== STATED TASK ==
Gather all lines from the material that contain the word "случайного".

[start LISTED RECORDS]

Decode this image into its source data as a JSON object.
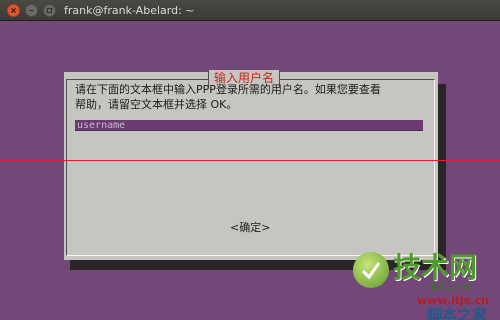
{
  "window": {
    "title": "frank@frank-Abelard: ~",
    "buttons": {
      "close_icon": "close-icon",
      "minimize_icon": "minimize-icon",
      "maximize_icon": "maximize-icon"
    }
  },
  "dialog": {
    "title": "输入用户名",
    "prompt_line1": "请在下面的文本框中输入PPP登录所需的用户名。如果您要查看",
    "prompt_line2": "帮助，请留空文本框并选择 OK。",
    "input_value": "username",
    "ok_label": "<确定>"
  },
  "watermark": {
    "big": "技术网",
    "site": "jb51.net",
    "url": "www.itjs.cn",
    "sub": "脚本之家"
  },
  "colors": {
    "terminal_bg": "#734878",
    "dialog_bg": "#c6c5c2",
    "dialog_title": "#c4271c",
    "input_bg": "#6a3b70",
    "close_button": "#e0552d",
    "red_line": "#e0202a"
  }
}
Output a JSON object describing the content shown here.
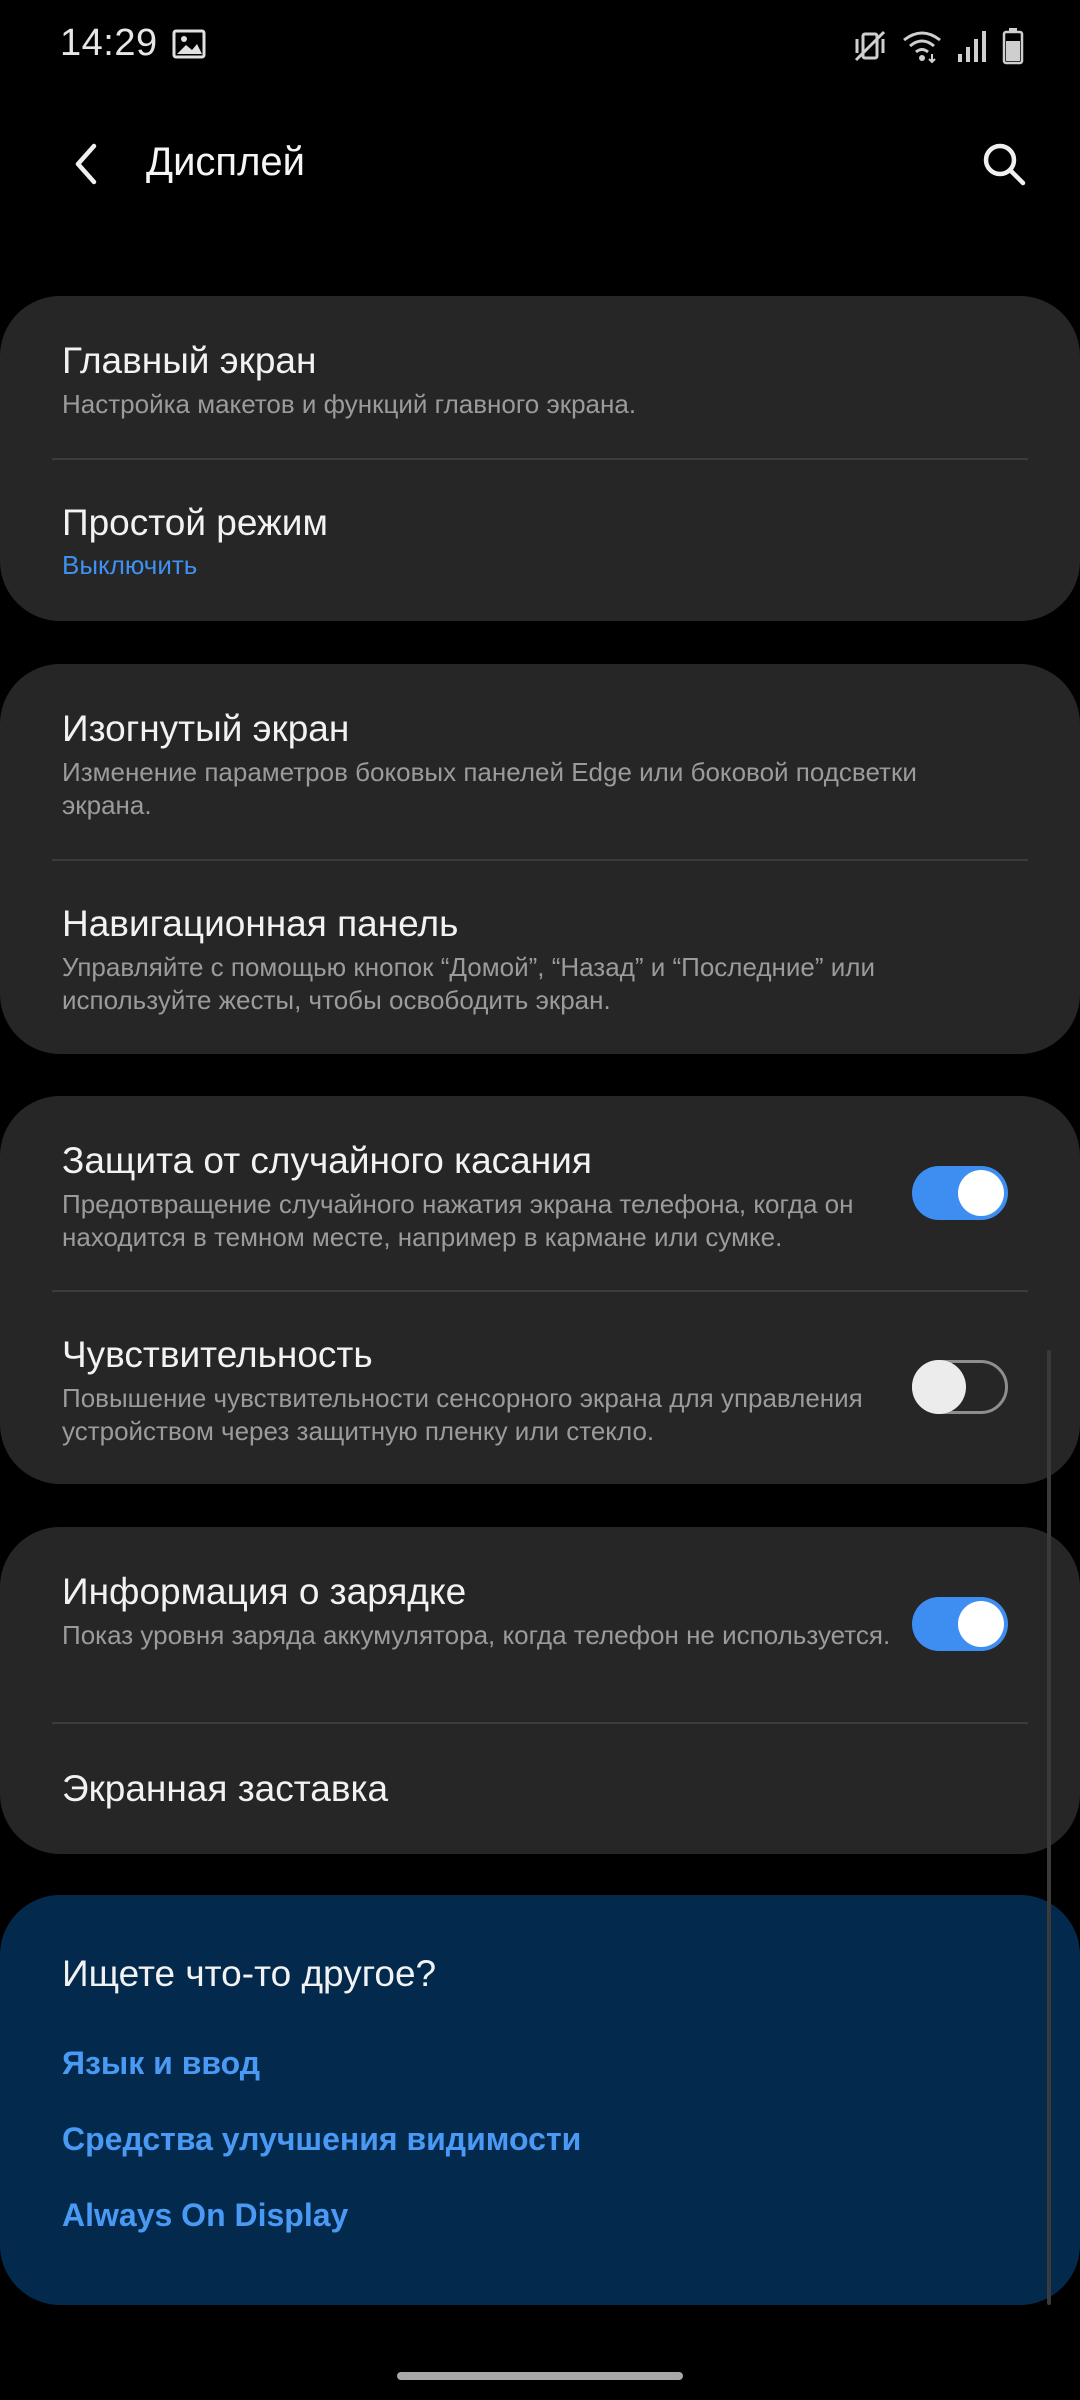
{
  "status_bar": {
    "time": "14:29",
    "icons": [
      "gallery-icon",
      "mute-vibrate-icon",
      "wifi-icon",
      "signal-icon",
      "battery-icon"
    ]
  },
  "header": {
    "title": "Дисплей",
    "back_icon": "back-arrow-icon",
    "search_icon": "search-icon"
  },
  "cards": {
    "home": {
      "main_screen": {
        "title": "Главный экран",
        "subtitle": "Настройка макетов и функций главного экрана."
      },
      "easy_mode": {
        "title": "Простой режим",
        "status": "Выключить"
      }
    },
    "edge": {
      "curved_screen": {
        "title": "Изогнутый экран",
        "subtitle": "Изменение параметров боковых панелей Edge или боковой подсветки экрана."
      },
      "nav_bar": {
        "title": "Навигационная панель",
        "subtitle": "Управляйте с помощью кнопок “Домой”, “Назад” и “Последние” или используйте жесты, чтобы освободить экран."
      }
    },
    "touch": {
      "accidental_touch": {
        "title": "Защита от случайного касания",
        "subtitle": "Предотвращение случайного нажатия экрана телефона, когда он находится в темном месте, например в кармане или сумке.",
        "enabled": true
      },
      "sensitivity": {
        "title": "Чувствительность",
        "subtitle": "Повышение чувствительности сенсорного экрана для управления устройством через защитную пленку или стекло.",
        "enabled": false
      }
    },
    "charging": {
      "charging_info": {
        "title": "Информация о зарядке",
        "subtitle": "Показ уровня заряда аккумулятора, когда телефон не используется.",
        "enabled": true
      },
      "screensaver": {
        "title": "Экранная заставка"
      }
    }
  },
  "suggestions": {
    "title": "Ищете что-то другое?",
    "links": [
      "Язык и ввод",
      "Средства улучшения видимости",
      "Always On Display"
    ]
  },
  "colors": {
    "background": "#000000",
    "card": "#262626",
    "accent": "#3e8ef2",
    "link": "#4a9af5",
    "suggest_bg": "#032a4d"
  }
}
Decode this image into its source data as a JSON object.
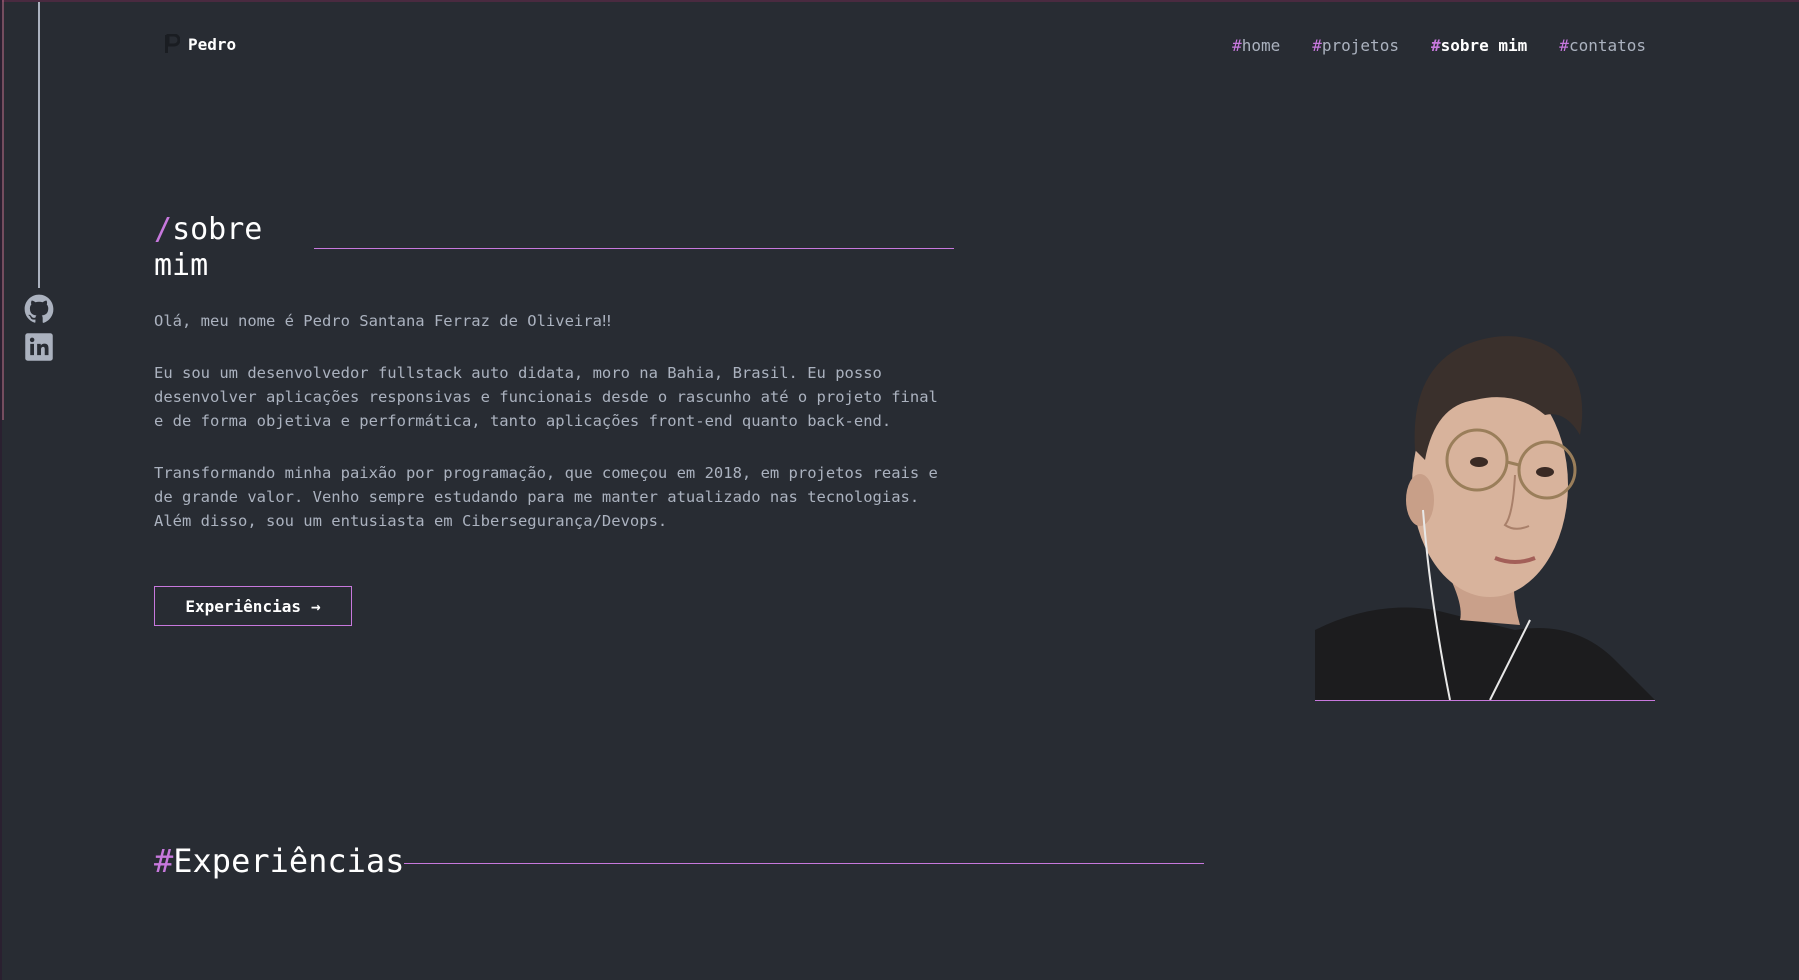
{
  "header": {
    "logo_text": "Pedro",
    "nav": [
      {
        "hash": "#",
        "label": "home"
      },
      {
        "hash": "#",
        "label": "projetos"
      },
      {
        "hash": "#",
        "label": "sobre mim"
      },
      {
        "hash": "#",
        "label": "contatos"
      }
    ]
  },
  "sidebar": {
    "icons": [
      "github-icon",
      "linkedin-icon"
    ]
  },
  "about": {
    "title_slash": "/",
    "title": "sobre mim",
    "paragraphs": [
      "Olá, meu nome é Pedro Santana Ferraz de Oliveira‼",
      "Eu sou um desenvolvedor fullstack auto didata, moro na Bahia, Brasil. Eu posso desenvolver aplicações responsivas e funcionais desde o rascunho até o projeto final e de forma objetiva e performática, tanto aplicações front-end quanto back-end.",
      "Transformando minha paixão por programação, que começou em 2018, em projetos reais e de grande valor. Venho sempre estudando para me manter atualizado nas tecnologias. Além disso, sou um entusiasta em Cibersegurança/Devops."
    ],
    "button_label": "Experiências",
    "button_arrow": "→"
  },
  "experiences": {
    "hash": "#",
    "title": "Experiências"
  },
  "colors": {
    "accent": "#c778dd",
    "background": "#282c33",
    "text": "#abb2bf",
    "white": "#ffffff"
  }
}
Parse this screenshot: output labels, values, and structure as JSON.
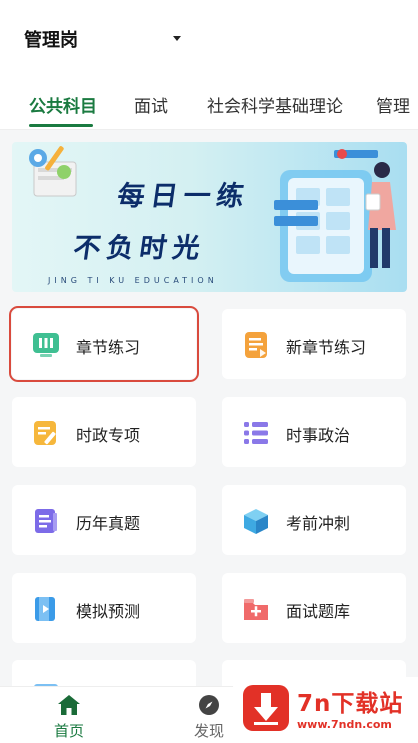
{
  "header": {
    "selector_label": "管理岗"
  },
  "tabs": [
    {
      "label": "公共科目",
      "active": true
    },
    {
      "label": "面试",
      "active": false
    },
    {
      "label": "社会科学基础理论",
      "active": false
    },
    {
      "label": "管理",
      "active": false
    }
  ],
  "banner": {
    "line1": "每日一练",
    "line2": "不负时光",
    "subtitle": "JING TI KU EDUCATION"
  },
  "grid": [
    {
      "label": "章节练习",
      "icon": "chapter-practice-icon",
      "color": "#3fbf92",
      "selected": true
    },
    {
      "label": "新章节练习",
      "icon": "new-chapter-icon",
      "color": "#f4a23c",
      "selected": false
    },
    {
      "label": "时政专项",
      "icon": "current-affairs-icon",
      "color": "#f6b73c",
      "selected": false
    },
    {
      "label": "时事政治",
      "icon": "current-politics-icon",
      "color": "#8a78e8",
      "selected": false
    },
    {
      "label": "历年真题",
      "icon": "past-exams-icon",
      "color": "#7c6be8",
      "selected": false
    },
    {
      "label": "考前冲刺",
      "icon": "sprint-cube-icon",
      "color": "#3ea9e2",
      "selected": false
    },
    {
      "label": "模拟预测",
      "icon": "mock-exam-icon",
      "color": "#3b9be8",
      "selected": false
    },
    {
      "label": "面试题库",
      "icon": "interview-bank-icon",
      "color": "#f06a6a",
      "selected": false
    }
  ],
  "bottom_nav": [
    {
      "label": "首页",
      "icon": "home-icon",
      "active": true
    },
    {
      "label": "发现",
      "icon": "compass-icon",
      "active": false
    }
  ],
  "watermark": {
    "title": "7n下载站",
    "url": "www.7ndn.com"
  },
  "colors": {
    "accent": "#1a7a40",
    "highlight": "#d94a3d",
    "banner_text": "#0c2d6a",
    "watermark": "#e23127"
  }
}
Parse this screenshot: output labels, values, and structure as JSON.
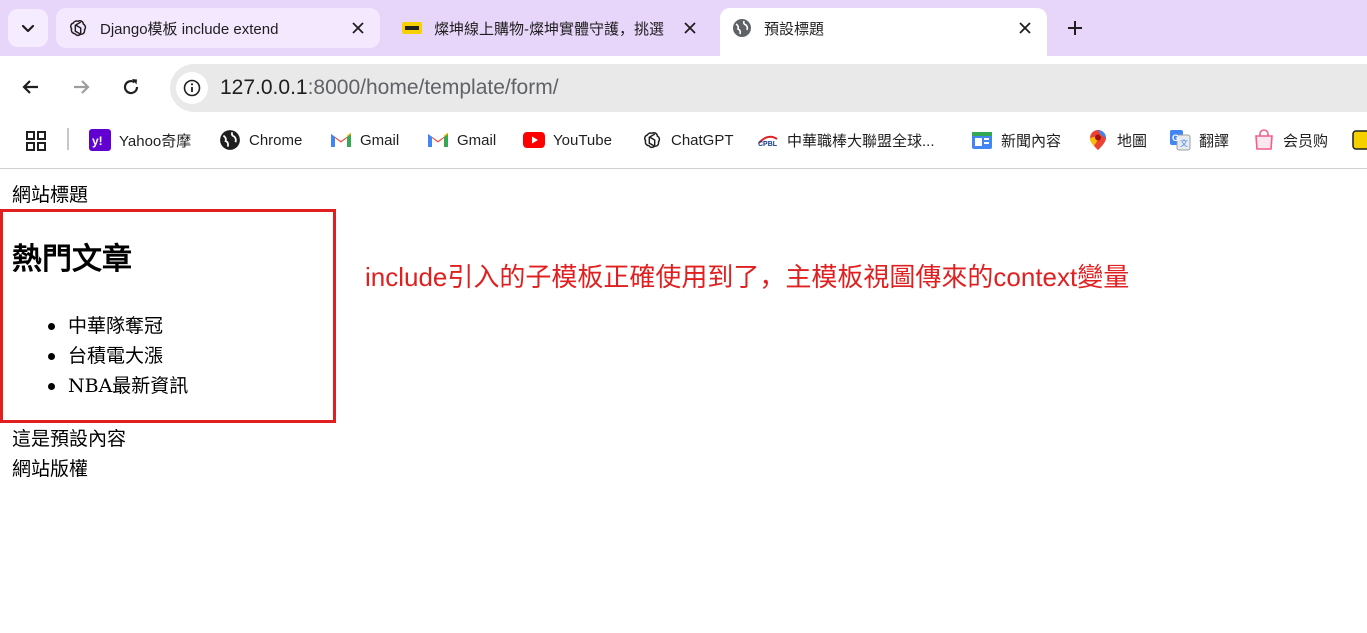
{
  "browser": {
    "tabs": [
      {
        "title": "Django模板 include extend",
        "favicon": "chatgpt-icon",
        "active": false
      },
      {
        "title": "燦坤線上購物-燦坤實體守護，挑選",
        "favicon": "tkec-icon",
        "active": false
      },
      {
        "title": "預設標題",
        "favicon": "globe-icon",
        "active": true
      }
    ],
    "url": {
      "host": "127.0.0.1",
      "rest": ":8000/home/template/form/"
    },
    "bookmarks": [
      {
        "label": "Yahoo奇摩",
        "icon": "yahoo-icon"
      },
      {
        "label": "Chrome",
        "icon": "globe-icon"
      },
      {
        "label": "Gmail",
        "icon": "gmail-icon"
      },
      {
        "label": "Gmail",
        "icon": "gmail-icon"
      },
      {
        "label": "YouTube",
        "icon": "youtube-icon"
      },
      {
        "label": "ChatGPT",
        "icon": "chatgpt-icon"
      },
      {
        "label": "中華職棒大聯盟全球...",
        "icon": "cpbl-icon"
      },
      {
        "label": "新聞內容",
        "icon": "news-icon"
      },
      {
        "label": "地圖",
        "icon": "maps-icon"
      },
      {
        "label": "翻譯",
        "icon": "translate-icon"
      },
      {
        "label": "会员购",
        "icon": "shop-icon"
      }
    ]
  },
  "page": {
    "site_title": "網站標題",
    "hot_articles": {
      "heading": "熱門文章",
      "items": [
        "中華隊奪冠",
        "台積電大漲",
        "NBA最新資訊"
      ]
    },
    "annotation": "include引入的子模板正確使用到了，主模板視圖傳來的context變量",
    "default_content": "這是預設內容",
    "copyright": "網站版權"
  },
  "colors": {
    "tabstrip_bg": "#e8d6fa",
    "annotation_red": "#e02020",
    "omnibox_bg": "#e9e9e9"
  }
}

[end LISTED RECORDS]

== ANSWER FOR THE TASK ==
        "title": "Защита от случайного касания",
        "subtitle": "Предотвращение случайного нажатия экрана телефона, когда он находится в темном месте, например в кармане или сумке.",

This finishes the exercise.